Saved entries:
__________

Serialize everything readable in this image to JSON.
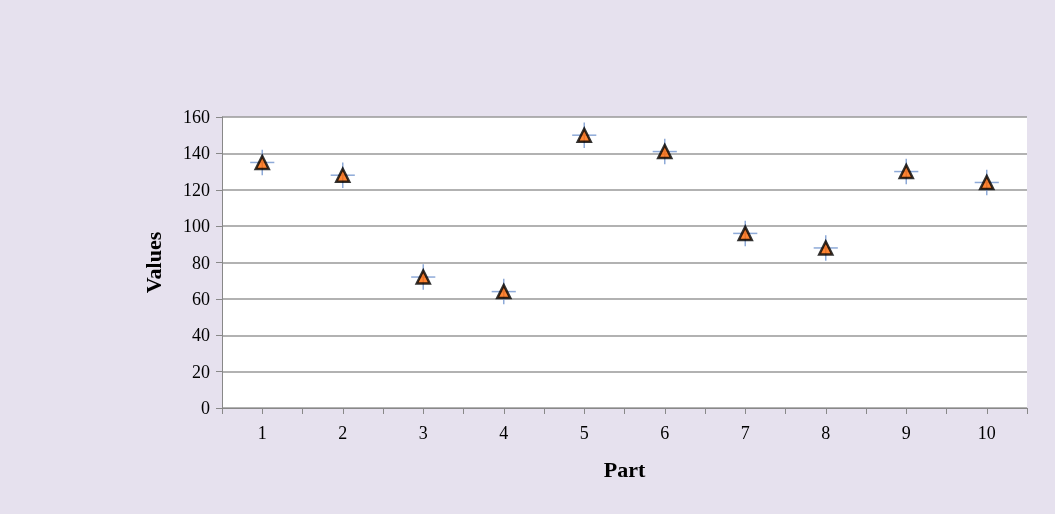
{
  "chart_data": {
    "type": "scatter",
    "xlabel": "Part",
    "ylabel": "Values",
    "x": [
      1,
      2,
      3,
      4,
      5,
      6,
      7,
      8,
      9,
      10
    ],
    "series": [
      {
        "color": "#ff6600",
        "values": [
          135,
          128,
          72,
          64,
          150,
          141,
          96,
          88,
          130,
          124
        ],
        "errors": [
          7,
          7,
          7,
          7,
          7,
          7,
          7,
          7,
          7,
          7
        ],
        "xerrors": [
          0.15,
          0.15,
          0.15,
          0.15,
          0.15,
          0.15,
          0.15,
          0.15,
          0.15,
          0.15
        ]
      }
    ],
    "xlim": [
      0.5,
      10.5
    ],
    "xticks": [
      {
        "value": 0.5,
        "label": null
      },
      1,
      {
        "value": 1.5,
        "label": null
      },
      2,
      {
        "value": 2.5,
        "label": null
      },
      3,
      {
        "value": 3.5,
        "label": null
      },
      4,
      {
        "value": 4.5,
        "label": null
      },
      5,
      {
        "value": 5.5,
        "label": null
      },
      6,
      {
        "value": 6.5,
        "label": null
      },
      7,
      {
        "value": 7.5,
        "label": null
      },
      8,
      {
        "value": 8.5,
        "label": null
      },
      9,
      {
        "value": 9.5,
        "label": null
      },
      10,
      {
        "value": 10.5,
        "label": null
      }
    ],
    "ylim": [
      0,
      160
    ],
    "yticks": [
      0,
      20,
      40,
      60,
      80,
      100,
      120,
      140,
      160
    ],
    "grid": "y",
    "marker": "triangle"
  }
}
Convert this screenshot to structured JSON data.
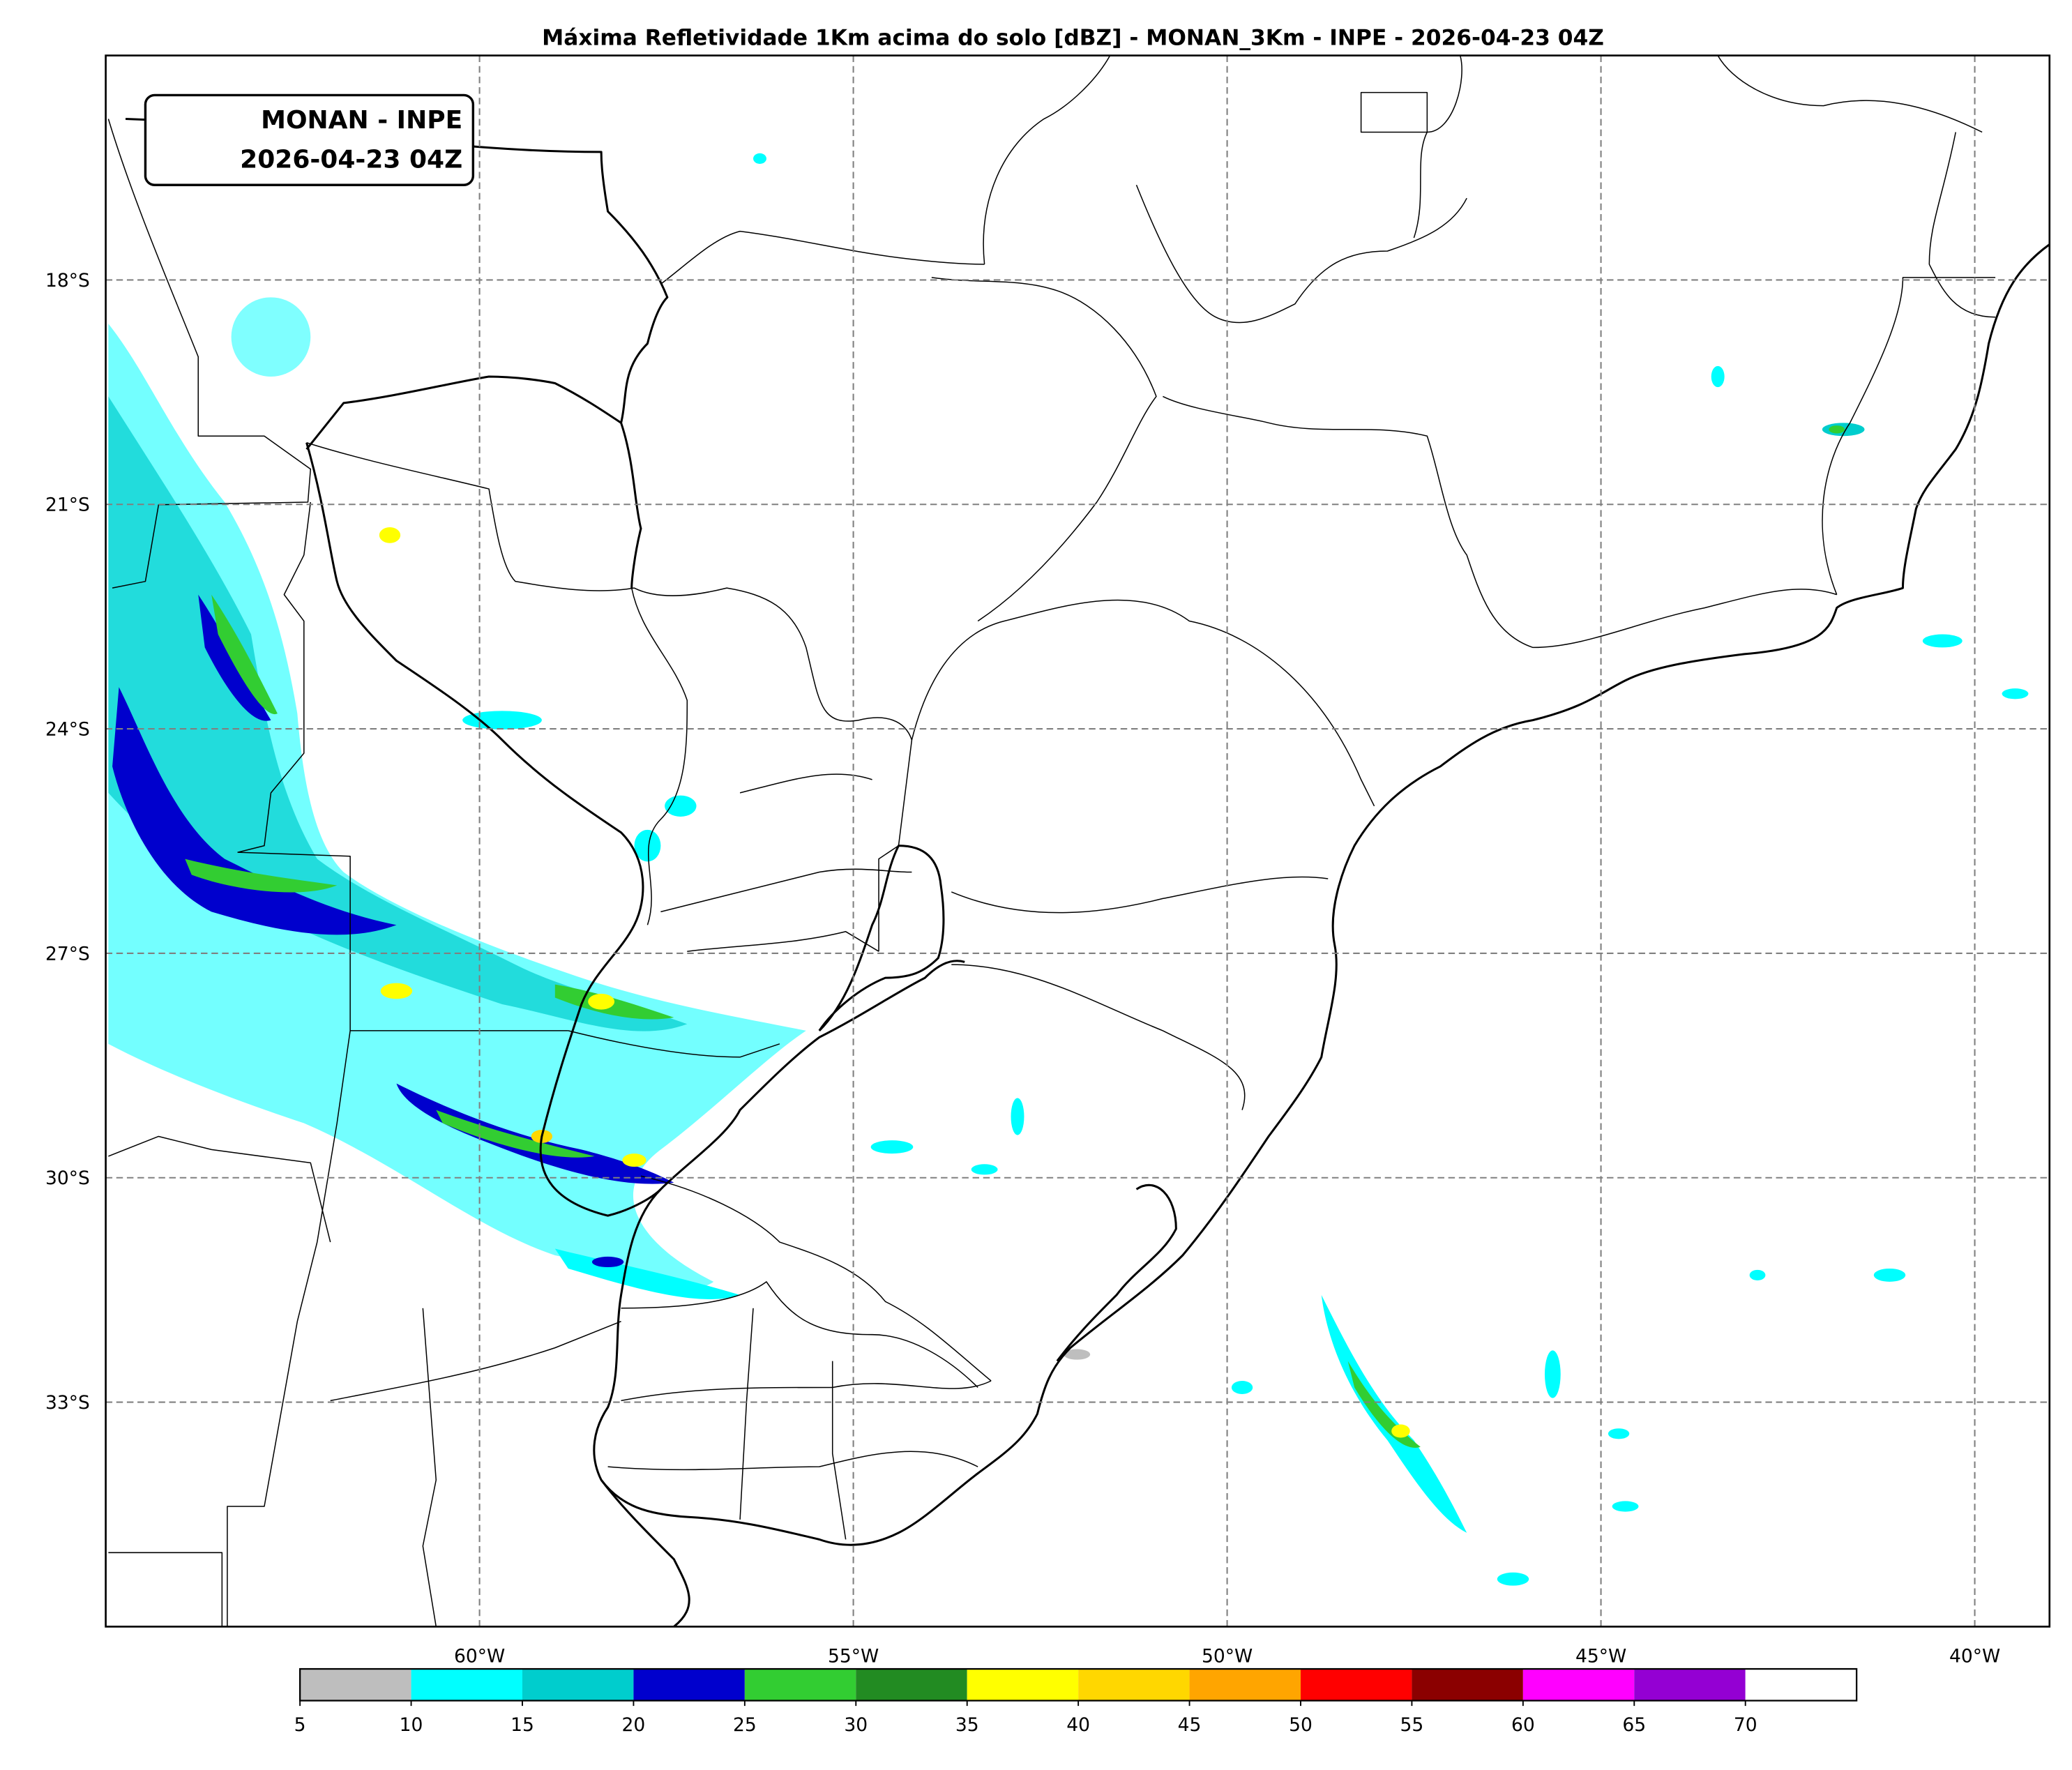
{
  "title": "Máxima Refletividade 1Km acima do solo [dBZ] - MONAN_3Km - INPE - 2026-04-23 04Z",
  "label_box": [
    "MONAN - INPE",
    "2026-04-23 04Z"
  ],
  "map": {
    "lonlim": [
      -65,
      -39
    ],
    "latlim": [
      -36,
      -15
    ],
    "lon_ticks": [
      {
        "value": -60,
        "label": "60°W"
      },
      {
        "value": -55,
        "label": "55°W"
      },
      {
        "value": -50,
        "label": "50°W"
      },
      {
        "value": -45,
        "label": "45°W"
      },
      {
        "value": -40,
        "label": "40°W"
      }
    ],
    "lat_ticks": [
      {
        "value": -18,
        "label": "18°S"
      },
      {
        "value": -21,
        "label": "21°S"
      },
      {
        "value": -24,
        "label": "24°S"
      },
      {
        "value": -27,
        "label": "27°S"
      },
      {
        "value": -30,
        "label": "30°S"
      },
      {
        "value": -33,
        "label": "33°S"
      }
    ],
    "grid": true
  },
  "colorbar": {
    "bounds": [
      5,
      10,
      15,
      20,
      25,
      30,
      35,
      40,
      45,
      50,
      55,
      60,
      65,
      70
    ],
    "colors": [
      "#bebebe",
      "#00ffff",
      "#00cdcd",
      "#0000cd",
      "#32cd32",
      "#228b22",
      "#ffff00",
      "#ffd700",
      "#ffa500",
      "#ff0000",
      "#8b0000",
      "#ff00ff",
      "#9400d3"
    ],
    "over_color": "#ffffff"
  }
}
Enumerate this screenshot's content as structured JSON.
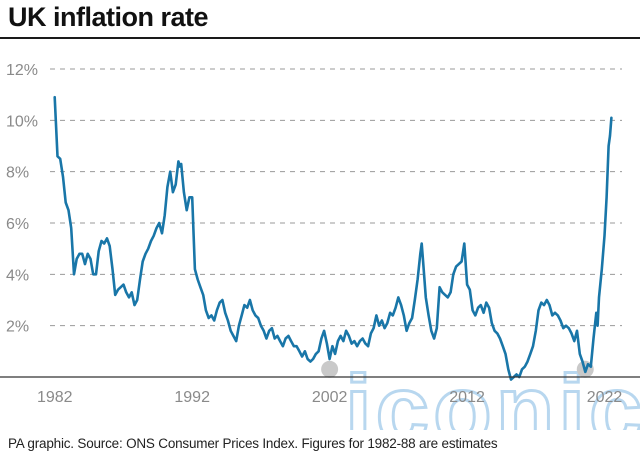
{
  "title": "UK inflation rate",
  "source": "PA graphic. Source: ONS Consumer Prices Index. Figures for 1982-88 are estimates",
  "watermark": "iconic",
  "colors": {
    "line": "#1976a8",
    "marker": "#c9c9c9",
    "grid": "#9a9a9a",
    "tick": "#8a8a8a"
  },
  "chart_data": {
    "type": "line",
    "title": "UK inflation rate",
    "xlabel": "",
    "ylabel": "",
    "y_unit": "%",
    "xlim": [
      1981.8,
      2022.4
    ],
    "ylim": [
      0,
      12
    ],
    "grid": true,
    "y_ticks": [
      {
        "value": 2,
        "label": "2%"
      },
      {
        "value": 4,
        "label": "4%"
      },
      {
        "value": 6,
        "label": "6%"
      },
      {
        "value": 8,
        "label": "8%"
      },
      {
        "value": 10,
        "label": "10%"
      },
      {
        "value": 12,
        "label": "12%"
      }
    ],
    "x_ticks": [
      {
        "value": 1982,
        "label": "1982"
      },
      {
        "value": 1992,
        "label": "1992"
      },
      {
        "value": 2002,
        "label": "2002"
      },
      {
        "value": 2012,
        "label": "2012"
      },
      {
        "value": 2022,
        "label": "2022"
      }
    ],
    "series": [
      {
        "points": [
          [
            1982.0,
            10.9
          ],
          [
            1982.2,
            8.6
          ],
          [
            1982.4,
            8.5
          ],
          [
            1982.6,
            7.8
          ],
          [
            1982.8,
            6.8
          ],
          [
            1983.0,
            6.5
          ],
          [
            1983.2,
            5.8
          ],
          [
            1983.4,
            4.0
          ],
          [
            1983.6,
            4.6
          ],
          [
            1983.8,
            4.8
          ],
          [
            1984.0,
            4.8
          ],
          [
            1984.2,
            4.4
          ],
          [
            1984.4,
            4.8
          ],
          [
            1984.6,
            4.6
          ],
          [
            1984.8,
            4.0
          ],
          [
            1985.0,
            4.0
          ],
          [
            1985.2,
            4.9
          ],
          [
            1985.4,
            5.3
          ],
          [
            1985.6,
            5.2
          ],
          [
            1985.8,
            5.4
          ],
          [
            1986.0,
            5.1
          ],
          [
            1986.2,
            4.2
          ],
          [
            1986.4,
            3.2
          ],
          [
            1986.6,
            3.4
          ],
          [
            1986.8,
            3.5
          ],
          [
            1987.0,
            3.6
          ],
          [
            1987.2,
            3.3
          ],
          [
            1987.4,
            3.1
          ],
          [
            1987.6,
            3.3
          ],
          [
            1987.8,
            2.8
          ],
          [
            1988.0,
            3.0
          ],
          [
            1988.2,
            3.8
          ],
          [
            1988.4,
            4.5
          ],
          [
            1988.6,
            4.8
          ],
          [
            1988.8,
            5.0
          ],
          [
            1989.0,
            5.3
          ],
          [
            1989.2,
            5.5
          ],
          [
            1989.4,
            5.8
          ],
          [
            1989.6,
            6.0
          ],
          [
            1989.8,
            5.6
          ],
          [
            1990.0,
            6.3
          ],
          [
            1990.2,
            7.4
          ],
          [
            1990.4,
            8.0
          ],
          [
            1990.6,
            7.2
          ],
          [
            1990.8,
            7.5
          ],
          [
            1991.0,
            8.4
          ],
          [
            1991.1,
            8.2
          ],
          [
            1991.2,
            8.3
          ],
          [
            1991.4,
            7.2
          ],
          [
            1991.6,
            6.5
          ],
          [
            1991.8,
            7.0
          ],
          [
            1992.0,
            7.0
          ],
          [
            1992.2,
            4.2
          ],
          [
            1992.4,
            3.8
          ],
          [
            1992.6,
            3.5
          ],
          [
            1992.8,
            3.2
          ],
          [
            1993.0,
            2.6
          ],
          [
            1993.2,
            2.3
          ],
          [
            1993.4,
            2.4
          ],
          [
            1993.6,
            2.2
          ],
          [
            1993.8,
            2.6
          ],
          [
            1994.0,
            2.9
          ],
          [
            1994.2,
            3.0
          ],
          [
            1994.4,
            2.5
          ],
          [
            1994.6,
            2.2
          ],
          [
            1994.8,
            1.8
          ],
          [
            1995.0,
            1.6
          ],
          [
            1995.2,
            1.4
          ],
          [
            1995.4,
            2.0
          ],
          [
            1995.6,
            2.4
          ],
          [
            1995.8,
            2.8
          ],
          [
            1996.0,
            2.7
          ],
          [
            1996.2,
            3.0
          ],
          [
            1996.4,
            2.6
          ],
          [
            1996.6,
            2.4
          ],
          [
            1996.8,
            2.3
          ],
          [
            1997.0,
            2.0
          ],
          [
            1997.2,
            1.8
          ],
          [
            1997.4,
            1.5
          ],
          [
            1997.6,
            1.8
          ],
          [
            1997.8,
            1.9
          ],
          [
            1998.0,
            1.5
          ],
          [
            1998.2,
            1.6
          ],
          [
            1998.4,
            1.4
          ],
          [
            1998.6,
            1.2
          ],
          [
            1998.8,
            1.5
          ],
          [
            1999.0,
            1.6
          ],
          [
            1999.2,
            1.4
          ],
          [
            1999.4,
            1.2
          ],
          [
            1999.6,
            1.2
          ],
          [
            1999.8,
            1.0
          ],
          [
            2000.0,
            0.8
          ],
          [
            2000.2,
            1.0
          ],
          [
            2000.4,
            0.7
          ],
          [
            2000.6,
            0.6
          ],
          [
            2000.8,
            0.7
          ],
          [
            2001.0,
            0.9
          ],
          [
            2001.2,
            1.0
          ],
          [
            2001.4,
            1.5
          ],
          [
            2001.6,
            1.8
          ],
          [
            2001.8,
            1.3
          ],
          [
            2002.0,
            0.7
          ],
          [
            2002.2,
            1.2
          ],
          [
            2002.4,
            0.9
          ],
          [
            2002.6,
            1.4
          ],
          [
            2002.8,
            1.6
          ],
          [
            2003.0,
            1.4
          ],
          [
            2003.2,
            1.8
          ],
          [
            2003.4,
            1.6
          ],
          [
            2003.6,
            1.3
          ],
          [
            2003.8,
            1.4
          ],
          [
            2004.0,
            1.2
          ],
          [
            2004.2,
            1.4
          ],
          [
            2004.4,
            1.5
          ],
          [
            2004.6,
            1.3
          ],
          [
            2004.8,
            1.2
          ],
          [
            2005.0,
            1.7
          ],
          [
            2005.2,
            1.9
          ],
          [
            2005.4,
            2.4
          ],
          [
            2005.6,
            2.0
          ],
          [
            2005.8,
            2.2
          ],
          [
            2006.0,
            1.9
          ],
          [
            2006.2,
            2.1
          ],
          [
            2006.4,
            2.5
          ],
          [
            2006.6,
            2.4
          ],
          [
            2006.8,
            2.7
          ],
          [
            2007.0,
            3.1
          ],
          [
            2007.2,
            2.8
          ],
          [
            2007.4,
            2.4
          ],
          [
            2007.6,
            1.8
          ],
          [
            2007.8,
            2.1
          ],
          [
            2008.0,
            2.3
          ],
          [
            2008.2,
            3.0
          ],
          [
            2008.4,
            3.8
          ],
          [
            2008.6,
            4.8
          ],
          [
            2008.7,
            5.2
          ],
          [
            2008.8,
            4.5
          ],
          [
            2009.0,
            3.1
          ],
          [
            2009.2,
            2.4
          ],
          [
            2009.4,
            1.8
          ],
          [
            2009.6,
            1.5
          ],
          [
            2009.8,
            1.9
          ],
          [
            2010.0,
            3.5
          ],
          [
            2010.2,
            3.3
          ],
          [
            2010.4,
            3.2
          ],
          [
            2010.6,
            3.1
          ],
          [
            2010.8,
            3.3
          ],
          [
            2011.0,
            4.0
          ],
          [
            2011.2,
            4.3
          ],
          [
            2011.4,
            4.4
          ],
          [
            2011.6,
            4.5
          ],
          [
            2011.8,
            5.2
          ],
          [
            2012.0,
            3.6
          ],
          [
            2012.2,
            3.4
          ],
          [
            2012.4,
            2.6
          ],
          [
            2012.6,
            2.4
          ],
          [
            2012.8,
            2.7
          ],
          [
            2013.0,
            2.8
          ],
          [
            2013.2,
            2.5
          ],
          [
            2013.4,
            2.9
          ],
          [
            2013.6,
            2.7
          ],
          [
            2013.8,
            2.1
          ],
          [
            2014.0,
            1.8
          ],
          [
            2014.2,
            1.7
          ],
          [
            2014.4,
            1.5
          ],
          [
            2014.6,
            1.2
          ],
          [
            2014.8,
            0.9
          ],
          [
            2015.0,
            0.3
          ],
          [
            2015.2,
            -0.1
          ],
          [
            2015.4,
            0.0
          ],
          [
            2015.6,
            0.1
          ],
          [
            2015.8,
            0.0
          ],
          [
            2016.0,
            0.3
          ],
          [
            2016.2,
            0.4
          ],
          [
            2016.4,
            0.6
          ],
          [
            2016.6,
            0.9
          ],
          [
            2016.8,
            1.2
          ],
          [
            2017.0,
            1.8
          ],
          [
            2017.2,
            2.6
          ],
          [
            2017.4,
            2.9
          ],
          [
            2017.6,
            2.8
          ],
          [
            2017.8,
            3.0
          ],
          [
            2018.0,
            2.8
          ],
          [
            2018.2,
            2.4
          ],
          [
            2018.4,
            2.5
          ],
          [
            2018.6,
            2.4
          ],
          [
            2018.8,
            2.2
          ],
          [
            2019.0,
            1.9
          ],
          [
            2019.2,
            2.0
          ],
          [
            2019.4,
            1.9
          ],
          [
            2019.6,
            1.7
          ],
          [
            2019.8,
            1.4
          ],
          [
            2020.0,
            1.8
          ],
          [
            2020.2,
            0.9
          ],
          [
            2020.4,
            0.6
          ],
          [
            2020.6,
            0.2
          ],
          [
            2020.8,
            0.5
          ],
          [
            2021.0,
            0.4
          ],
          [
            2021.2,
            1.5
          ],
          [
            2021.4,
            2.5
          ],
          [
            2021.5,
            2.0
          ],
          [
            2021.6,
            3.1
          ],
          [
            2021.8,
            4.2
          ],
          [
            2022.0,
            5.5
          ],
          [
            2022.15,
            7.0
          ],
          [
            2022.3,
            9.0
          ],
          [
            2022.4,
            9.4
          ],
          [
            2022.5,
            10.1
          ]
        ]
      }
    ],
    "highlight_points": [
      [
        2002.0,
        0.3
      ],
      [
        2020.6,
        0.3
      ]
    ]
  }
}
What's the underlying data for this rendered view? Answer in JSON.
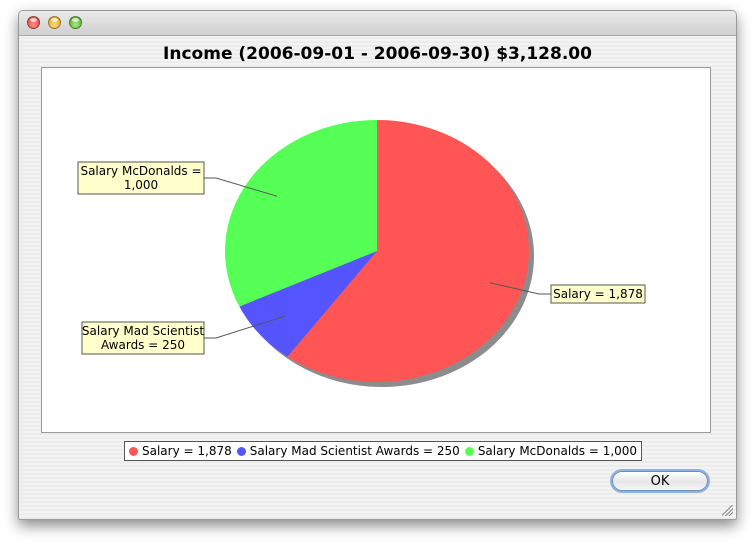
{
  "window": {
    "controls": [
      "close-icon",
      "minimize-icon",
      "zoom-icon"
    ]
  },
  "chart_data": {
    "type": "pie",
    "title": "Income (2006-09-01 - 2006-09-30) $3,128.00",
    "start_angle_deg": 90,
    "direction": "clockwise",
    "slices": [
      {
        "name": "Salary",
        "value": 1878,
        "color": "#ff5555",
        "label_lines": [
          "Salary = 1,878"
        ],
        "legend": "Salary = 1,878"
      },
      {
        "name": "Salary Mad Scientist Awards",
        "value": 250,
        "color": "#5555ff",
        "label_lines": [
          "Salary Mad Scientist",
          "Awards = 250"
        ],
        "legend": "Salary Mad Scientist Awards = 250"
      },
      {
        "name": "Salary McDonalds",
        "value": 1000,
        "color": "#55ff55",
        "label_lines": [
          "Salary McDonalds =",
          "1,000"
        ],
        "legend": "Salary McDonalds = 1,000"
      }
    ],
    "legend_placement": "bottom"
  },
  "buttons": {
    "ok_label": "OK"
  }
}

__________

WHAT THIS TASK INVOLVES
Look for "grid" and pull out every line that has it.

RESULT OF THE EXERCISE
    "grid": "y",
    "grid": true
    "grid": "#9a9a9a",
    "grid": true,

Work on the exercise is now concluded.